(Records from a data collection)
○ ○ ○ ○ ○ ○ ○

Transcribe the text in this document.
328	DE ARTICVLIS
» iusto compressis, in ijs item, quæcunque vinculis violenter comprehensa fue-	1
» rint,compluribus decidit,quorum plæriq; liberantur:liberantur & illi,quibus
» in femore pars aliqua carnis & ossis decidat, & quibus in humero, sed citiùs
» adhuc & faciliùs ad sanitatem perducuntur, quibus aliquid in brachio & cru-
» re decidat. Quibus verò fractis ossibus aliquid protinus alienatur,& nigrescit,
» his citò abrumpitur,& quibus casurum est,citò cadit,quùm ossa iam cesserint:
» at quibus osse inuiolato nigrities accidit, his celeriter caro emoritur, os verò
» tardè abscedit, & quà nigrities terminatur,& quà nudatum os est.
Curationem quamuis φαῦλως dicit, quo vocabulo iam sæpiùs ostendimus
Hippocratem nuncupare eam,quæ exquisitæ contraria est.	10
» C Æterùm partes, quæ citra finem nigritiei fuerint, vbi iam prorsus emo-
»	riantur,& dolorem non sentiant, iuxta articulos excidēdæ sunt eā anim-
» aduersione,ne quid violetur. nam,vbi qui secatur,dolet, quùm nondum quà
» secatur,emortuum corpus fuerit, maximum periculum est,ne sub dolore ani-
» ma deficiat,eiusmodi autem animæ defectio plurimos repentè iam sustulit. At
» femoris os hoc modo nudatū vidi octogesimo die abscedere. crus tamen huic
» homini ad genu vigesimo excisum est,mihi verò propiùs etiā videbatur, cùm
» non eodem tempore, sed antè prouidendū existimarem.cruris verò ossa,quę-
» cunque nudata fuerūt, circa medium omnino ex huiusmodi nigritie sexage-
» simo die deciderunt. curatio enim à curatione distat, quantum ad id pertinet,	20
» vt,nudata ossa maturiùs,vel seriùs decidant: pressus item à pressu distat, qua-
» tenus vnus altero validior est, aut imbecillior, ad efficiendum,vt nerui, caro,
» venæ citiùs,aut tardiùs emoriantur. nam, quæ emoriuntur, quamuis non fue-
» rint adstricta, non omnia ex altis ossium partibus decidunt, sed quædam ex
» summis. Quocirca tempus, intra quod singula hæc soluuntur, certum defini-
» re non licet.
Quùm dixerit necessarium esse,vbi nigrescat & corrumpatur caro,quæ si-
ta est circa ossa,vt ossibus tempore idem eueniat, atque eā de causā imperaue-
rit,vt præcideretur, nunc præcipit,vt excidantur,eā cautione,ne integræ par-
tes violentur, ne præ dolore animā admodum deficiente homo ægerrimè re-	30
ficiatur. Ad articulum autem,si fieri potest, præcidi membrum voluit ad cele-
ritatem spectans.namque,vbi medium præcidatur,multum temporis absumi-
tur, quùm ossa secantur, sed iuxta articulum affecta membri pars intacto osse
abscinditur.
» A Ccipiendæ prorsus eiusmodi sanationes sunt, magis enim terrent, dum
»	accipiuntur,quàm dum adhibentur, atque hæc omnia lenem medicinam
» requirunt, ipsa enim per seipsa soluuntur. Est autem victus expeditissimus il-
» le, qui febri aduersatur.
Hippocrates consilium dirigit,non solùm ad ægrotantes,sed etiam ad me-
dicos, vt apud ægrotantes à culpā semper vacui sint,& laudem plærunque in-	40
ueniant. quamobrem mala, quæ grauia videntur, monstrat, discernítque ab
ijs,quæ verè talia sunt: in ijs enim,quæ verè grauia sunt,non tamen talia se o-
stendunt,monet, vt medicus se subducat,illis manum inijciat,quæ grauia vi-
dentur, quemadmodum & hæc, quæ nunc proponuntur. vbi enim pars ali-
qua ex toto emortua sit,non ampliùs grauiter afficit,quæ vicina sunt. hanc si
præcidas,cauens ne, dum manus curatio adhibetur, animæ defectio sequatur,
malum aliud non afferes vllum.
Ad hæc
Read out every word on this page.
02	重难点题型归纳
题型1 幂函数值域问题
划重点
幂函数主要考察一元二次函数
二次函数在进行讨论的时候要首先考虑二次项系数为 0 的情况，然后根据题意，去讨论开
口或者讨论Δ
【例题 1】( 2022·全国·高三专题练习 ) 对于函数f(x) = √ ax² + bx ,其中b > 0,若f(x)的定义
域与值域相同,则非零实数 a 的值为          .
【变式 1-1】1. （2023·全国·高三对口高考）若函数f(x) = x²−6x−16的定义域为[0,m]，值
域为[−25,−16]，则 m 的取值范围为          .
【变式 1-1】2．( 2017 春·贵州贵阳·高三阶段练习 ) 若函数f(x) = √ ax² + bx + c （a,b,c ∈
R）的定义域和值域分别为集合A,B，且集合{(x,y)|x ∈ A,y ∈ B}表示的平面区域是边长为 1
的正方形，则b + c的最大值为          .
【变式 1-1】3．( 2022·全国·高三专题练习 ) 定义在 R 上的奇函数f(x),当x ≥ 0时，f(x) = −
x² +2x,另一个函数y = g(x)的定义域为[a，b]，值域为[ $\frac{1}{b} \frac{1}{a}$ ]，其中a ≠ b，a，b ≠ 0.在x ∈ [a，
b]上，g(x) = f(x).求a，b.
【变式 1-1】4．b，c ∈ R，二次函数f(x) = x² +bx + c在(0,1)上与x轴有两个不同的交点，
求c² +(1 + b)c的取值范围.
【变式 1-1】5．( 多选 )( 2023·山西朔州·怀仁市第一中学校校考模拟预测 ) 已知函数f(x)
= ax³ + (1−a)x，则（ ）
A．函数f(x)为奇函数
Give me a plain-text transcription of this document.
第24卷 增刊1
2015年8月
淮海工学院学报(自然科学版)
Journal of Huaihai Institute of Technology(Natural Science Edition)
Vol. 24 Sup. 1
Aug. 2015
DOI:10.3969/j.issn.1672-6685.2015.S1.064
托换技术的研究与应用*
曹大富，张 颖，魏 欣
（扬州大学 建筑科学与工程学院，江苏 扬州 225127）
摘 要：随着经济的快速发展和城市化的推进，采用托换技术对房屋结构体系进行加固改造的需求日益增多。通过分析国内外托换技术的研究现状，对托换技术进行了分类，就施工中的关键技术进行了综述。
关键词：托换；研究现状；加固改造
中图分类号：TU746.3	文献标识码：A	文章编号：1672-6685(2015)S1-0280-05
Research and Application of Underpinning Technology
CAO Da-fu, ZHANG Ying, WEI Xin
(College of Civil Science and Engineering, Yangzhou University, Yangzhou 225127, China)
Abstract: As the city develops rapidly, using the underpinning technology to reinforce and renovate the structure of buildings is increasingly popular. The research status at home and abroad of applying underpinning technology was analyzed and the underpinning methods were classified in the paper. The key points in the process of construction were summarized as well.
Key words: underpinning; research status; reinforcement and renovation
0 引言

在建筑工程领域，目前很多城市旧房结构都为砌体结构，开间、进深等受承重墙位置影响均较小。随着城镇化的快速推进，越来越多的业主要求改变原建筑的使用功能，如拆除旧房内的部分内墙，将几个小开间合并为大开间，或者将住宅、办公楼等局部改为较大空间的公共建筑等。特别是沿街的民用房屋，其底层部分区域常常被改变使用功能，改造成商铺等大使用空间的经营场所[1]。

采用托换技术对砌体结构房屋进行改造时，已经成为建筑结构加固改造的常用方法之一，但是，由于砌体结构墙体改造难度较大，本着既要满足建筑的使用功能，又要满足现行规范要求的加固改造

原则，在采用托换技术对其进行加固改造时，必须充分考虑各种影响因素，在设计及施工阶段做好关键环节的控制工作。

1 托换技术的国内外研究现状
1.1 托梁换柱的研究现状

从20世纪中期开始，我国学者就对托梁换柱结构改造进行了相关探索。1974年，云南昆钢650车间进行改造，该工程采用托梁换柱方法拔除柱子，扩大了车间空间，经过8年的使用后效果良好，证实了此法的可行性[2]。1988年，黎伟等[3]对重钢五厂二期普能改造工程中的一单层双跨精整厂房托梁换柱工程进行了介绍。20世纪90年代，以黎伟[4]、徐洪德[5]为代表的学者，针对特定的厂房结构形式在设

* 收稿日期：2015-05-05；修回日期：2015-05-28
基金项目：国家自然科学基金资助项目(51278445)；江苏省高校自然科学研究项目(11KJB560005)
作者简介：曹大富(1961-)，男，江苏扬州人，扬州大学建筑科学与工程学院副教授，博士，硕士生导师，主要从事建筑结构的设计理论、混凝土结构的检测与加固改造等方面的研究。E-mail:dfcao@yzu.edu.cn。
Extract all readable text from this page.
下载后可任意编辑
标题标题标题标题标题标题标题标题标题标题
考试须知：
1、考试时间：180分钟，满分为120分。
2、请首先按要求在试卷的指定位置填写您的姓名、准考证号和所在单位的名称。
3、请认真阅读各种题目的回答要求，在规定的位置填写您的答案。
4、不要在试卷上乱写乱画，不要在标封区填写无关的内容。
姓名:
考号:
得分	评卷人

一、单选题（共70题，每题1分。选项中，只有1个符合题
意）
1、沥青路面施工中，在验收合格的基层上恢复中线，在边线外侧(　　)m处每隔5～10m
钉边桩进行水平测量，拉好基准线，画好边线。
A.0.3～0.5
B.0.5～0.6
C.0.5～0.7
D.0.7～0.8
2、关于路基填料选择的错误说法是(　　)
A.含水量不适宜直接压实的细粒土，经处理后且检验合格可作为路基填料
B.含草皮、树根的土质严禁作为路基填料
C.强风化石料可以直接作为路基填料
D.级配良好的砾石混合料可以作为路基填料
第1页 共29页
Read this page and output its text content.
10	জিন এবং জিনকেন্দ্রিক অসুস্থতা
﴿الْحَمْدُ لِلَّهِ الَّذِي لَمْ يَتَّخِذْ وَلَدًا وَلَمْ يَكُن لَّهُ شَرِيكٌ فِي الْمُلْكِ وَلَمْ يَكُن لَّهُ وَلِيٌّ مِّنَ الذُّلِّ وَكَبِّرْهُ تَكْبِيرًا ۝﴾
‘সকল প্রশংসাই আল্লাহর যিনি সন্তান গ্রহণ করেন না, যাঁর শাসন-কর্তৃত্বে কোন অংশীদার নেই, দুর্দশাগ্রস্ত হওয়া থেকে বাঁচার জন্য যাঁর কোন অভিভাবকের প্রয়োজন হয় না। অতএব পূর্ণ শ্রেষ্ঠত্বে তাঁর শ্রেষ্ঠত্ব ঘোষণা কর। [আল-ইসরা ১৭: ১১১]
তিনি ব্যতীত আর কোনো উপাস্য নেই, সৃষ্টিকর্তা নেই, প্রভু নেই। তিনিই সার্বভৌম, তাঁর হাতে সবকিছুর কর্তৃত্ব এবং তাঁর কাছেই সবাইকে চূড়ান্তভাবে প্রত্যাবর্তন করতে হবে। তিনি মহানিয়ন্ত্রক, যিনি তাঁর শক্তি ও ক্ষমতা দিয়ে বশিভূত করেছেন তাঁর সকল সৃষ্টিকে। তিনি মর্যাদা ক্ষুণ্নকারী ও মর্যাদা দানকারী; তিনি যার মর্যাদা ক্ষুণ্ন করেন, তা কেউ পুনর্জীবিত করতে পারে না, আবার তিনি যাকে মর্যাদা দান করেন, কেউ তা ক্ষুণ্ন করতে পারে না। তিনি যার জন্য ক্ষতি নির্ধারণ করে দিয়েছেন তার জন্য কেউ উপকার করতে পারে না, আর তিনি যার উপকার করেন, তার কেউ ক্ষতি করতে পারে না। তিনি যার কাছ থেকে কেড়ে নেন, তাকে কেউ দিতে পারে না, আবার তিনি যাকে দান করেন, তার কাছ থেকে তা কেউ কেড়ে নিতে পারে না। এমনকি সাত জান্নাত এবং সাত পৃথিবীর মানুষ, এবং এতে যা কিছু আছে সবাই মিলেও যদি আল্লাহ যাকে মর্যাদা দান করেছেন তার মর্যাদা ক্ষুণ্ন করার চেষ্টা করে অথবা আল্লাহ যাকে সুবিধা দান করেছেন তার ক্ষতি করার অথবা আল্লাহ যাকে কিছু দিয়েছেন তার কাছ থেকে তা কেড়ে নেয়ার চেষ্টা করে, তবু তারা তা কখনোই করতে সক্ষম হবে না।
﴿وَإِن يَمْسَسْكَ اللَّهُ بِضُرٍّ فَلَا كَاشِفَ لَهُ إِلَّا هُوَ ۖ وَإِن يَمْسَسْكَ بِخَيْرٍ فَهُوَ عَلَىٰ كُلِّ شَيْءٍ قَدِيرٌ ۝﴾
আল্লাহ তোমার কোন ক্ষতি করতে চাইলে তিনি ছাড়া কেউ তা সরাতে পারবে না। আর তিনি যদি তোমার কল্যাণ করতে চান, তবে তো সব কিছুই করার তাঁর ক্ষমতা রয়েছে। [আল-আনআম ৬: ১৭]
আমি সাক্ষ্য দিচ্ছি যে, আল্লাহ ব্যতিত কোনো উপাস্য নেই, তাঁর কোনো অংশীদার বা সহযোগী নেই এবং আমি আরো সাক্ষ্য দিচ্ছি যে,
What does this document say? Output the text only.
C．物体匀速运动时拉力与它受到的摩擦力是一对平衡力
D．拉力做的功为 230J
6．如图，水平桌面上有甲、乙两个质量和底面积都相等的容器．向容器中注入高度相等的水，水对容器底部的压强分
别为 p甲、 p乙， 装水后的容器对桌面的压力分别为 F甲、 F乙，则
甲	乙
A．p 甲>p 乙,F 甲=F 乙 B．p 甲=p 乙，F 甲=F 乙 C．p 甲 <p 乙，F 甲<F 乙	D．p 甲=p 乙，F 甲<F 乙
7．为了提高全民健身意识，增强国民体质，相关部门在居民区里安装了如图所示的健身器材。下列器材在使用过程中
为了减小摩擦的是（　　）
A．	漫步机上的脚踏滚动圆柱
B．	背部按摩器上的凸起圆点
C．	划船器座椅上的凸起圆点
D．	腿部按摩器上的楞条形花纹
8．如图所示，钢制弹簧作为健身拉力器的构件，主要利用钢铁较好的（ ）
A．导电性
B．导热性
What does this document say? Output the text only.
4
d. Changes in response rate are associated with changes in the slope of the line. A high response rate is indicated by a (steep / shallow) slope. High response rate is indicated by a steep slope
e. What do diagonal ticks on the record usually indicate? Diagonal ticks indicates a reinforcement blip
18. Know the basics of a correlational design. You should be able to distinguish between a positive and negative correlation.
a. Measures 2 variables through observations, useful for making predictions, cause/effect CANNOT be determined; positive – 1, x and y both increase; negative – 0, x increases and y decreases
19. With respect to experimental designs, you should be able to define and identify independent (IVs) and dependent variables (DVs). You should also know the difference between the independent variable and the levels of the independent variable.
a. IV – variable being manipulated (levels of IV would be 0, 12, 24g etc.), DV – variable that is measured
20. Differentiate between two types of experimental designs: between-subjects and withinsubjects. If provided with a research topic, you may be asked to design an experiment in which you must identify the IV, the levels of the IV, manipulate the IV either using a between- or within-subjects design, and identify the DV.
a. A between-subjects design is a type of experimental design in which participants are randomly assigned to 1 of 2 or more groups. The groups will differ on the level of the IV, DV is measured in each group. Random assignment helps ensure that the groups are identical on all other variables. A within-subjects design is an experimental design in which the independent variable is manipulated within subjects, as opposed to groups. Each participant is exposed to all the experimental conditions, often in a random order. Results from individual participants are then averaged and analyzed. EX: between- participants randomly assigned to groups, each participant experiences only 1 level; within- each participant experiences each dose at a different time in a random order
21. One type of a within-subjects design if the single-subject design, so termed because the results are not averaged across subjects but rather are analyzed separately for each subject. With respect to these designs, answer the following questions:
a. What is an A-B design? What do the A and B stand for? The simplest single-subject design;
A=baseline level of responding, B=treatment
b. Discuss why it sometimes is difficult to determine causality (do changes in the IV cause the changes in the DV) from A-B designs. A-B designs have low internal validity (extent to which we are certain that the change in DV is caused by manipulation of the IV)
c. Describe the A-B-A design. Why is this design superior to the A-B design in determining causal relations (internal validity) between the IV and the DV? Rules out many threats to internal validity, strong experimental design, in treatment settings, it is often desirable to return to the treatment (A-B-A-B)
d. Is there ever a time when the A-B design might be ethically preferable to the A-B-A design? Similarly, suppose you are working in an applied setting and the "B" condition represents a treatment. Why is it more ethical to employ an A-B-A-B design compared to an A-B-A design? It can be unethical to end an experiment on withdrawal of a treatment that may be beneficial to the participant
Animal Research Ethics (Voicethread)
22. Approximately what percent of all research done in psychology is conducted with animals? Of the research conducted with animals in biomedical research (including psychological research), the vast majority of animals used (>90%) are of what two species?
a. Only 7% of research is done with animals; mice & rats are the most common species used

○ ○ ○ ○ ○ ○ ○

WHAT TO PRODUCE:
Show all lines from the data above in which the word "negative" appears.

THE OUTPUT:
18. Know the basics of a correlational design. You should be able to distinguish between a positive and negative correlation.
a. Measures 2 variables through observations, useful for making predictions, cause/effect CANNOT be determined; positive – 1, x and y both increase; negative – 0, x increases and y decreases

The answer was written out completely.